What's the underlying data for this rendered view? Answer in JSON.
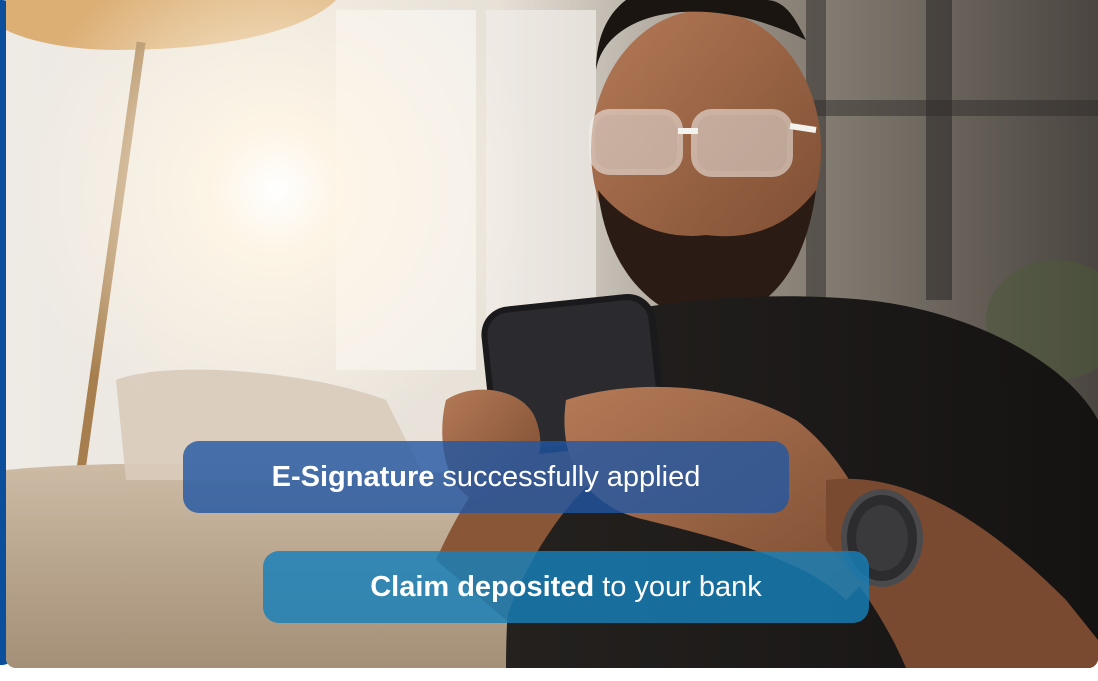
{
  "overlays": {
    "esignature": {
      "strong": "E-Signature",
      "rest": "successfully applied"
    },
    "deposit": {
      "strong": "Claim deposited",
      "rest": "to your bank"
    }
  },
  "colors": {
    "edge_blue": "#0b4f9c",
    "pill_primary": "#2056a4",
    "pill_secondary": "#1680ba"
  }
}
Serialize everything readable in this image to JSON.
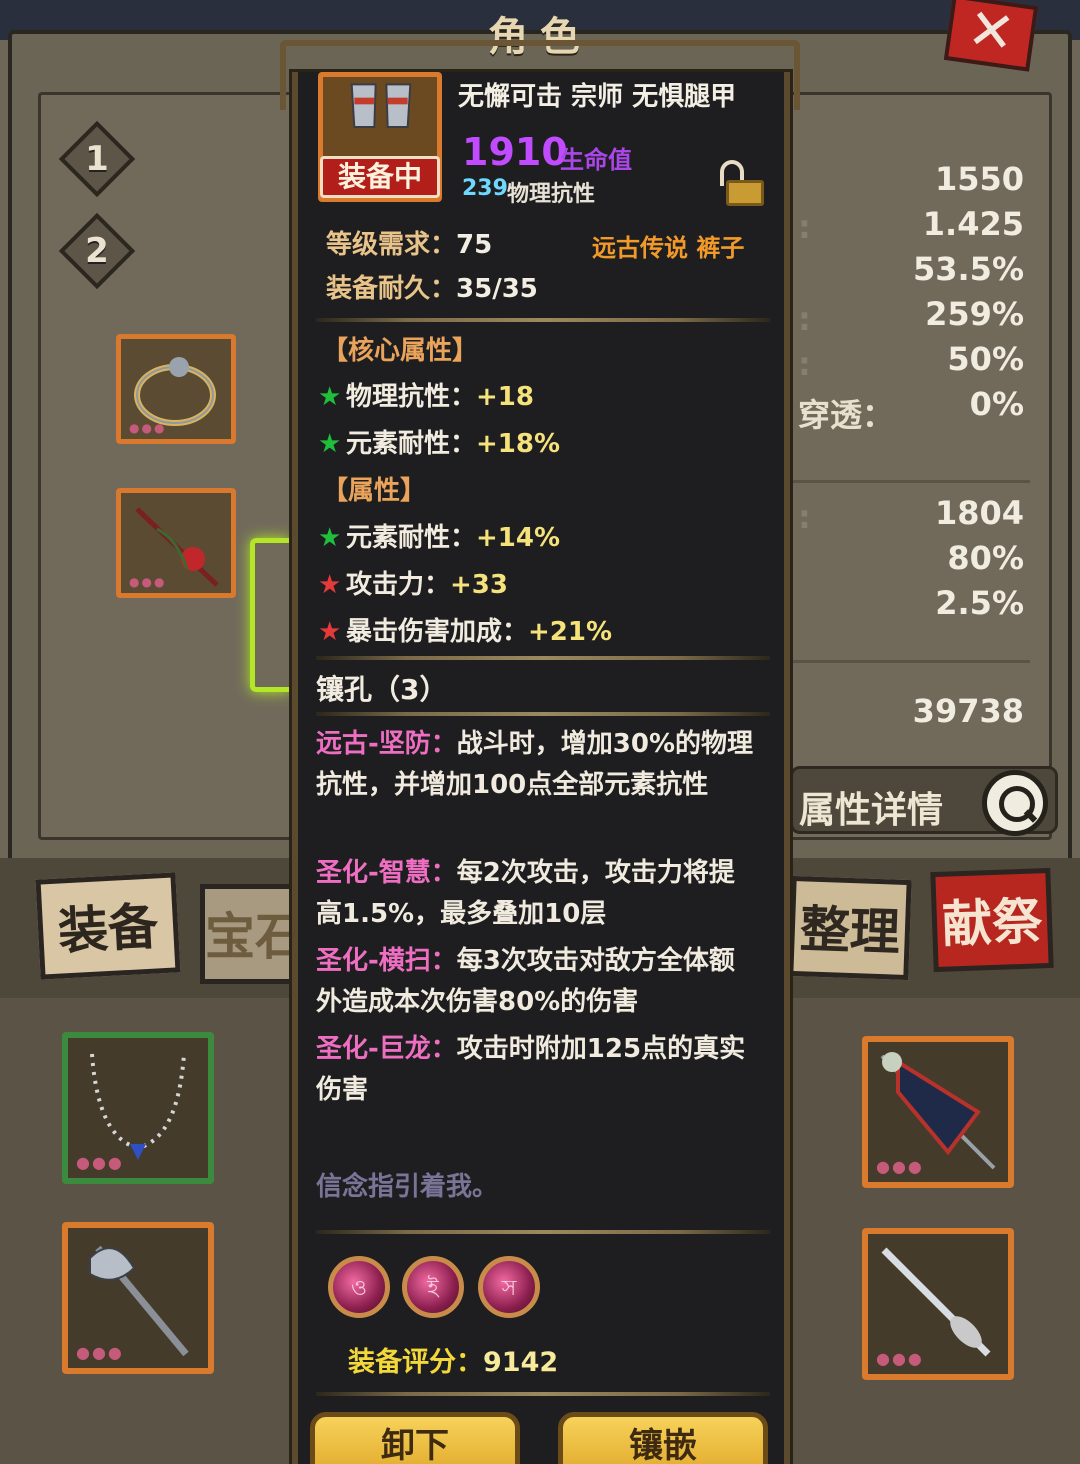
{
  "screen": {
    "title": "角色"
  },
  "left_panel": {
    "slot_tabs": [
      "1",
      "2"
    ]
  },
  "stats_panel": {
    "values": [
      "1550",
      "1.425",
      "53.5%",
      "259%",
      "50%",
      "0%",
      "1804",
      "80%",
      "2.5%",
      "39738"
    ],
    "visible_partial_label": "穿透：",
    "details_label": "属性详情"
  },
  "tabs": {
    "equip": "装备",
    "gem": "宝石",
    "sort": "整理",
    "sacrifice": "献祭"
  },
  "tooltip": {
    "item_name": "无懈可击 宗师 无惧腿甲",
    "equipped_badge": "装备中",
    "hp_value": "1910",
    "hp_label": "生命值",
    "phys_res_value": "239",
    "phys_res_label": "物理抗性",
    "level_req_label": "等级需求：",
    "level_req_value": "75",
    "durability_label": "装备耐久：",
    "durability_value": "35/35",
    "rarity": "远古传说 裤子",
    "core_header": "【核心属性】",
    "core_attrs": [
      {
        "star": "green",
        "name": "物理抗性：",
        "value": "+18"
      },
      {
        "star": "green",
        "name": "元素耐性：",
        "value": "+18%"
      }
    ],
    "attr_header": "【属性】",
    "attrs": [
      {
        "star": "green",
        "name": "元素耐性：",
        "value": "+14%"
      },
      {
        "star": "red",
        "name": "攻击力：",
        "value": "+33"
      },
      {
        "star": "red",
        "name": "暴击伤害加成：",
        "value": "+21%"
      }
    ],
    "socket_title": "镶孔（3）",
    "effects": [
      {
        "name": "远古-坚防：",
        "text": "战斗时，增加30%的物理抗性，并增加100点全部元素抗性"
      },
      {
        "name": "圣化-智慧：",
        "text": "每2次攻击，攻击力将提高1.5%，最多叠加10层"
      },
      {
        "name": "圣化-横扫：",
        "text": "每3次攻击对敌方全体额外造成本次伤害80%的伤害"
      },
      {
        "name": "圣化-巨龙：",
        "text": "攻击时附加125点的真实伤害"
      }
    ],
    "flavor": "信念指引着我。",
    "gem_icons": [
      "gem-icon",
      "gem-icon",
      "gem-icon"
    ],
    "score_label": "装备评分：",
    "score_value": "9142",
    "buttons": {
      "unequip": "卸下",
      "inlay": "镶嵌"
    }
  },
  "colors": {
    "hp": "#c04bff",
    "phys_res": "#6fd8ff",
    "rarity": "#f19a2a",
    "effect_name": "#ee6ec2",
    "attr_value": "#f5e27a",
    "equipped_badge": "#b21f1a"
  }
}
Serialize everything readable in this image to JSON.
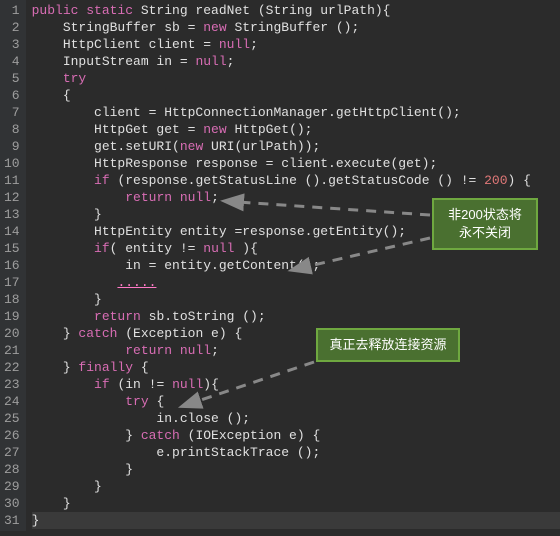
{
  "gutter": [
    "1",
    "2",
    "3",
    "4",
    "5",
    "6",
    "7",
    "8",
    "9",
    "10",
    "11",
    "12",
    "13",
    "14",
    "15",
    "16",
    "17",
    "18",
    "19",
    "20",
    "21",
    "22",
    "23",
    "24",
    "25",
    "26",
    "27",
    "28",
    "29",
    "30",
    "31"
  ],
  "code": {
    "l1": {
      "a": "public static ",
      "b": "String readNet (String urlPath){"
    },
    "l2": {
      "a": "    StringBuffer sb = ",
      "b": "new",
      "c": " StringBuffer ();"
    },
    "l3": {
      "a": "    HttpClient client = ",
      "b": "null",
      "c": ";"
    },
    "l4": {
      "a": "    InputStream in = ",
      "b": "null",
      "c": ";"
    },
    "l5": {
      "a": "    ",
      "b": "try"
    },
    "l6": "    {",
    "l7": "        client = HttpConnectionManager.getHttpClient();",
    "l8": {
      "a": "        HttpGet get = ",
      "b": "new",
      "c": " HttpGet();"
    },
    "l9": {
      "a": "        get.setURI(",
      "b": "new",
      "c": " URI(urlPath));"
    },
    "l10": "        HttpResponse response = client.execute(get);",
    "l11": {
      "a": "        ",
      "b": "if",
      "c": " (response.getStatusLine ().getStatusCode () != ",
      "d": "200",
      "e": ") {"
    },
    "l12": {
      "a": "            ",
      "b": "return null",
      "c": ";"
    },
    "l13": "        }",
    "l14": "        HttpEntity entity =response.getEntity();",
    "l15": {
      "a": "        ",
      "b": "if",
      "c": "( entity != ",
      "d": "null",
      "e": " ){"
    },
    "l16": "            in = entity.getContent();",
    "l17": {
      "a": "           ",
      "b": ".....",
      "c": ""
    },
    "l18": "        }",
    "l19": {
      "a": "        ",
      "b": "return",
      "c": " sb.toString ();"
    },
    "l20": {
      "a": "    } ",
      "b": "catch",
      "c": " (Exception e) {"
    },
    "l21": {
      "a": "            ",
      "b": "return null",
      "c": ";"
    },
    "l22": {
      "a": "    } ",
      "b": "finally",
      "c": " {"
    },
    "l23": {
      "a": "        ",
      "b": "if",
      "c": " (in != ",
      "d": "null",
      "e": "){"
    },
    "l24": {
      "a": "            ",
      "b": "try",
      "c": " {"
    },
    "l25": "                in.close ();",
    "l26": {
      "a": "            } ",
      "b": "catch",
      "c": " (IOException e) {"
    },
    "l27": "                e.printStackTrace ();",
    "l28": "            }",
    "l29": "        }",
    "l30": "    }",
    "l31": "}"
  },
  "callouts": {
    "c1": "非200状态将永不关闭",
    "c2": "真正去释放连接资源"
  }
}
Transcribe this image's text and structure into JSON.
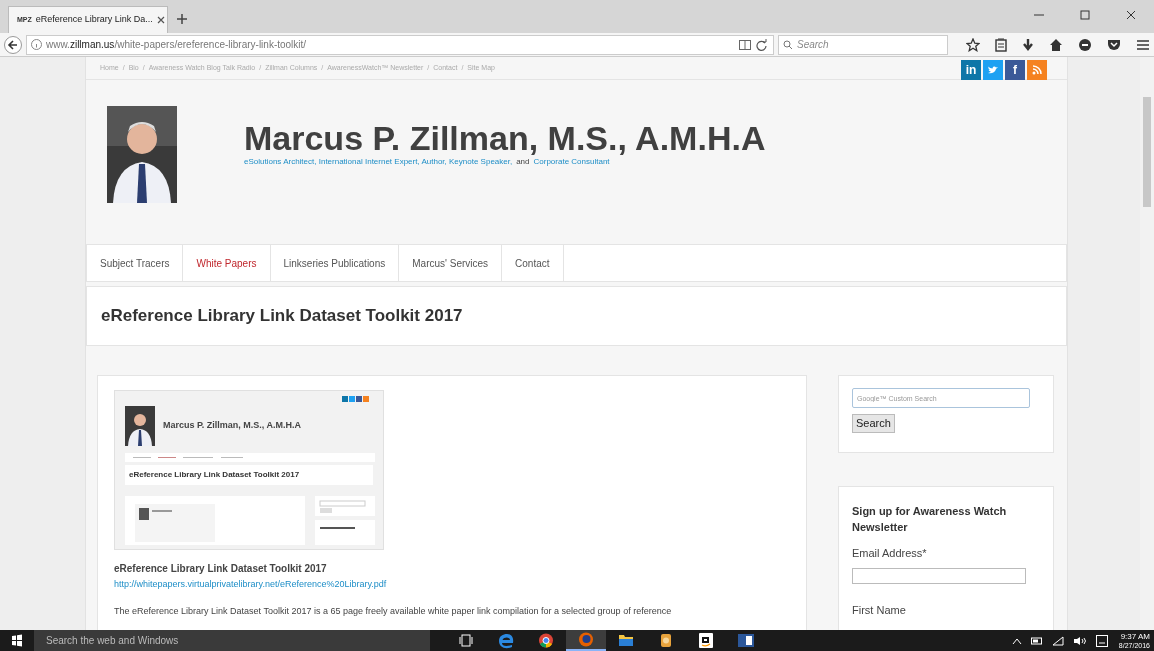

SHORT EXERCISE: Show every line from the entries above in which the word "JSON" appears.

COMPLETED EXERCISE:
What's the underlying data for this rendered view? Answer in JSON.
Serialize everything readable in this image to JSON.
Serialize everything readable in this image to JSON.
Transcribe this image's text and structure into JSON.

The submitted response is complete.